Bug #101154 err == DB_SUCCESS in in file btr0btr.cc line 2167 for internal temporary table
Submitted: 13 Oct 2020 13:42 Modified: 14 Oct 2020 13:47
Reporter: Sveta Smirnova (OCA) Email Updates:
Status: Verified Impact on me:
None 
Category:MySQL Server: InnoDB storage engine Severity:S3 (Non-critical)
Version:5.7 OS:Any
Assigned to: CPU Architecture:Any

[13 Oct 2020 13:42] Sveta Smirnova
Description:
When MySQL creates InnoDB temporary table to store data, required to resolve a query and function btr_cur_pessimistic_insert fails, for example, due to out of space error, InnoDB crashes server with this assertion.

See also https://jira.percona.com/browse/PS-7318?focusedCommentId=268045&page=com.atlassian.jira.pl... and perfect explanation by Marcelo Altmann on why this happens.

How to repeat:
1. Apply PS-7318_test.diff to the latest Percona Server source tree
2. Join two archive parts, then gunzip. You will have a file, named PS-7318.test
3. Pull PS-7318.test into mysql-test/t directory
4. Run ./mtr --retry=0 --nowarnings --record --force --suite=main PS-7318
5. Observe the crash

Note, the test just imitates out of space error in btr_cur_pessimistic_insert, but not actually fills up InnoDB temporary space. In order to imitate it additional activity needed. For example, put DBUG_SYNC_WAIT(someID) into btr_cur_pessimistic_insert before calling fsp_reserve_free_extents and at the same time raise some another ID. In the test case create one more connection thread which will wait signal from btr_cur_pessimistic_insert and do something to fill up temporary tablespace. See https://dev.mysql.com/doc/internals/en/debug-sync-facility.html for details.

MySQL 8.0 has same code in btr_insert_on_non_leaf_level_func, but my test does not crash it.

Suggested fix:
When error in btr_cur_pessimistic_insert happens while InnoDB fills up temporary table it is not a catasrophic failure. It would be safe to just return an error to the client and continue operating.
[13 Oct 2020 13:44] Sveta Smirnova
Sorry, copied instructions from Percona bug report.

Read point 1 as: "Apply bug101154.diff to MySQL source code". Current commit I used "commit e18e2390b3f84a97f9d6cf53aff7d51b736faa4e"
[13 Oct 2020 13:45] Sveta Smirnova
Diff, which needs to be applied to MySQL source code. Tested with last commit "commit e18e2390b3f84a97f9d6cf53aff7d51b736faa4e"

Attachment: bug101154.diff (text/x-patch), 2.70 KiB.

[13 Oct 2020 13:48] Sveta Smirnova
Test case, part

Attachment: PS-7318.test.gz.part-aa (application/octet-stream, text), 2.50 MiB.

[13 Oct 2020 13:57] Sveta Smirnova
Test case, part

Attachment: PS-7318.test.gz.part-ab (application/octet-stream, text), 2.50 MiB.

[13 Oct 2020 14:01] Sveta Smirnova
Test case, part

Attachment: PS-7318.test.gz.part-ac (application/octet-stream, text), 2.50 MiB.

[13 Oct 2020 14:02] Sveta Smirnova
Test case, part

Attachment: PS-7318.test.gz.part-ad (application/octet-stream, text), 2.50 MiB.

• [DATA SHOWN]:
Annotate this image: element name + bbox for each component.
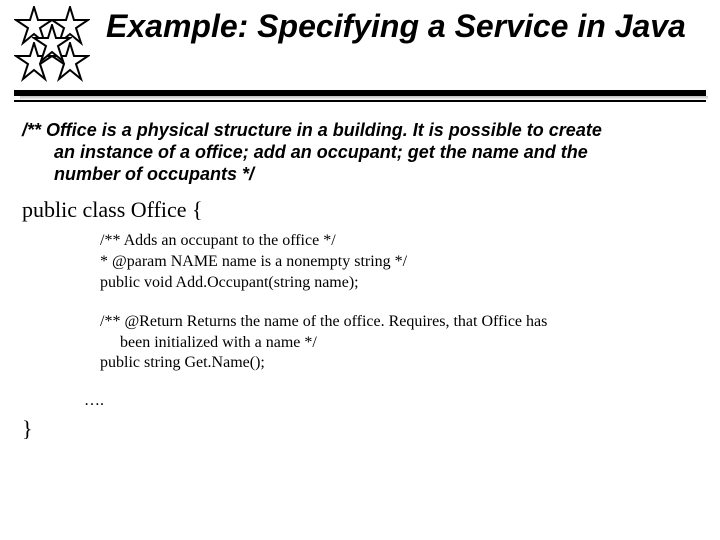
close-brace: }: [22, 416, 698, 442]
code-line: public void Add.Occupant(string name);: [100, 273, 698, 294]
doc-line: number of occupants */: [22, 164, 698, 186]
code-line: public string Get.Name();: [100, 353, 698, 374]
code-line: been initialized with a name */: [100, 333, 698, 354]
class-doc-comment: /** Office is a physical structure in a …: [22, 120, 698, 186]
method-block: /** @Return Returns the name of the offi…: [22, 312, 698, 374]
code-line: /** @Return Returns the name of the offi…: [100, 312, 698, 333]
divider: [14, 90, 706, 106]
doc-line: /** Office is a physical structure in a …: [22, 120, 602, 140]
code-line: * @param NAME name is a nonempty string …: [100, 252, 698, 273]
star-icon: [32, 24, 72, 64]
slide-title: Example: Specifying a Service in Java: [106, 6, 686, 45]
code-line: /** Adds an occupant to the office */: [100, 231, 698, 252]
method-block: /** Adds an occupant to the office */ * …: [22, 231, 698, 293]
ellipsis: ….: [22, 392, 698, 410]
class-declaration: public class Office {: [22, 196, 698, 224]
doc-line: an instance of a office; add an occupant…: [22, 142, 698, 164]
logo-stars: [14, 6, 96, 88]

• [YOUR TASKS]:
1 - Answer these about the InnoDB temporary table bug report:
(a) Which function, when it fails during an insert, makes InnoDB crash the server with this assertion?
(b) Which commit was the diff tested with?
(c) How large is each test case part attached to the report?
2 - Can you carry the InnoDB temporary table bug report forward from its last entry?

• [WRITTEN RESPONSES]:
1 -
(a) btr_cur_pessimistic_insert
(b) e18e2390b3f84a97f9d6cf53aff7d51b736faa4e
(c) 2.50 MiB

2 -
[13 Oct 2020 14:03] Sveta Smirnova
Test case, part

Attachment: PS-7318.test.gz.part-ae (application/octet-stream, text), 2.50 MiB.

[13 Oct 2020 14:06] Sveta Smirnova
Test case, part

Attachment: PS-7318.test.gz.part-af (application/octet-stream, text), 2.50 MiB.

[13 Oct 2020 14:07] Sveta Smirnova
Test case, final part

Attachment: PS-7318.test.gz.part-ag (application/octet-stream, text), 1.89 MiB.

[13 Oct 2020 14:31] MySQL Verification Team
Hi Mrs. Smirnova,

Thank you for your bug report.

However, we do require a test case for our server, MySQL 8.0, latest release.

Please, also, let us know why should we patch our server , at all ???

Many thanks in advance.
[13 Oct 2020 15:49] Sveta Smirnova
Hi!

First, this test is for MySQL Server and is repeatable with MySQL Server. If you are not comfortable with the name, you can rename it to MySQL-101154.test and it will still perfectly crash MySQL Server.

Second, because the test case explores DBUG functionality, perfectly described in the official manual at https://dev.mysql.com/doc/internals/en/test-synchronization.html. This functionality is also used in the MySQL own tests, such as trigger_debug.
[14 Oct 2020 12:40] MySQL Verification Team
Hello Mrs. Smirnova,

We still have several questions.

First of all, you wrote:

"
MySQL 8.0 has same code in btr_insert_on_non_leaf_level_func, but my test does not crash it.
"

This implied that your test does not crash MySQL 8.0. Does it mean that it crashes ONLY MySQL 5.7.32 ???

Second, you wrote:

"
1. Apply PS-7318_test.diff to the latest Percona Server source tree
"

Does it mean that the patch must be applied to MySQL 5.7.31 in order for crash to be repeated ??? And if yes, why ??? Will your test case crash unpatched MySQL 5.7.31 ??? Have you noticed this behaviour in the earlier releases of MySQL 5.7 ???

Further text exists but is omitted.